### Short problem
Filter this data down to the lines that hold "Très", and copy them.

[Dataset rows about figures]

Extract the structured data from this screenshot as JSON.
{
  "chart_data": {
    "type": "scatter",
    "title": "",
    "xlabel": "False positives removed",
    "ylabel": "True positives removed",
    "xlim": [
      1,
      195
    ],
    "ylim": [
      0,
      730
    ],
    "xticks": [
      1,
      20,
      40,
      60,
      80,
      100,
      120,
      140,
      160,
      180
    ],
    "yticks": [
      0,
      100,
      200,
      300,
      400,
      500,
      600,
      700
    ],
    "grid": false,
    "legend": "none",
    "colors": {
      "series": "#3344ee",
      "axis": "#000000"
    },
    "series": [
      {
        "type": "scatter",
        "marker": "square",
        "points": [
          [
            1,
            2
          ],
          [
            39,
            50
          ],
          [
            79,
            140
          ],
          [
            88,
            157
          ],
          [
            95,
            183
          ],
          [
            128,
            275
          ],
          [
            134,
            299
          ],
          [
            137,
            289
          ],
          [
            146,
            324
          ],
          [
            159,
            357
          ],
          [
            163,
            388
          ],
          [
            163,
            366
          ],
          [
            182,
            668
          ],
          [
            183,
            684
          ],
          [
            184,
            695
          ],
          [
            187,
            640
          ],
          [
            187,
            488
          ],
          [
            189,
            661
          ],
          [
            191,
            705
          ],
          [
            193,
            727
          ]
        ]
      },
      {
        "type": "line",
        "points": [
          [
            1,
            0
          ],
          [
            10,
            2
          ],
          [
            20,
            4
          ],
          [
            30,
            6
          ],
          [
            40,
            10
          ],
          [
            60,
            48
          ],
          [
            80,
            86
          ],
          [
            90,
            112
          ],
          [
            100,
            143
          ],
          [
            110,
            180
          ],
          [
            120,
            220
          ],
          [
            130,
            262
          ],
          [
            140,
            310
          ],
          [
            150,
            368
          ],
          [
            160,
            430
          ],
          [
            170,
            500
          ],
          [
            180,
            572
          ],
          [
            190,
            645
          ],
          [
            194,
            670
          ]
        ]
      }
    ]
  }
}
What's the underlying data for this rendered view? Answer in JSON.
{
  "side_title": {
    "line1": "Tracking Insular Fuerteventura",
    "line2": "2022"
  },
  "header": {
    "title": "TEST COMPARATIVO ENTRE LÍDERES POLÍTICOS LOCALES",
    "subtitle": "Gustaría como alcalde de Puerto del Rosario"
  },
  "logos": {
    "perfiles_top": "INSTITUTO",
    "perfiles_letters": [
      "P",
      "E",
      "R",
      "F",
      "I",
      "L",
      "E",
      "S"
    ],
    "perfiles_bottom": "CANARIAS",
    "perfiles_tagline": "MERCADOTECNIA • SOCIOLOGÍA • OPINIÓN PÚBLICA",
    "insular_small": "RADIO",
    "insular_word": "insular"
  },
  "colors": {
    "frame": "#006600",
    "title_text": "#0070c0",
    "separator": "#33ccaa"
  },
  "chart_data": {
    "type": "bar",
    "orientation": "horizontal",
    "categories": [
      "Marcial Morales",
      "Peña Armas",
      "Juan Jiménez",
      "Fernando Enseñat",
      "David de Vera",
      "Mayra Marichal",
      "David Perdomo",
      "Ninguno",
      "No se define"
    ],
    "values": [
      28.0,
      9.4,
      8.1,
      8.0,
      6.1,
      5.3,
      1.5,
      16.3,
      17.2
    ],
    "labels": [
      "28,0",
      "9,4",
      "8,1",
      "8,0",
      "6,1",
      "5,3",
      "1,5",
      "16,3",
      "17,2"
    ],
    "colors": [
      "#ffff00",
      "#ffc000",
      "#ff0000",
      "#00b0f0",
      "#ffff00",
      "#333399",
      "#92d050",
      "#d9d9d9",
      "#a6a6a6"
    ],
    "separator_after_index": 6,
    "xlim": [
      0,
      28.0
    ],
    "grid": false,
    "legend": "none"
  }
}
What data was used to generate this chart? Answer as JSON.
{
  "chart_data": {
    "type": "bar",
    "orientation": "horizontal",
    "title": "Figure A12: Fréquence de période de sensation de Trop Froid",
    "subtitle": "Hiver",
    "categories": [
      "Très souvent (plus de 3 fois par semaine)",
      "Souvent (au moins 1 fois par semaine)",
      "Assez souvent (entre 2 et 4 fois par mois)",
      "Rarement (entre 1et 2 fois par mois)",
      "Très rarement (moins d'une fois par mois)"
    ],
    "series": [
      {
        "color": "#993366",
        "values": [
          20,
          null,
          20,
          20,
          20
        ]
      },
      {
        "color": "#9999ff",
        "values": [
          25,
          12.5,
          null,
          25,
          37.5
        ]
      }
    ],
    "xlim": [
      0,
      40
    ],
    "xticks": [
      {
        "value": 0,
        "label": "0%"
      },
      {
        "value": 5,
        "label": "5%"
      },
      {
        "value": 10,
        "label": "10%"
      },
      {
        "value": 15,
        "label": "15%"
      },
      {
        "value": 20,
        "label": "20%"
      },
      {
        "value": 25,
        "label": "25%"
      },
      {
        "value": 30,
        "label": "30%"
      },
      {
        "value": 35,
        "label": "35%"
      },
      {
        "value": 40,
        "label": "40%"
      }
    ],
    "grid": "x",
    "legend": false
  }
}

### Response
      "Très souvent (plus de 3 fois par semaine)",
      "Très rarement (moins d'une fois par mois)"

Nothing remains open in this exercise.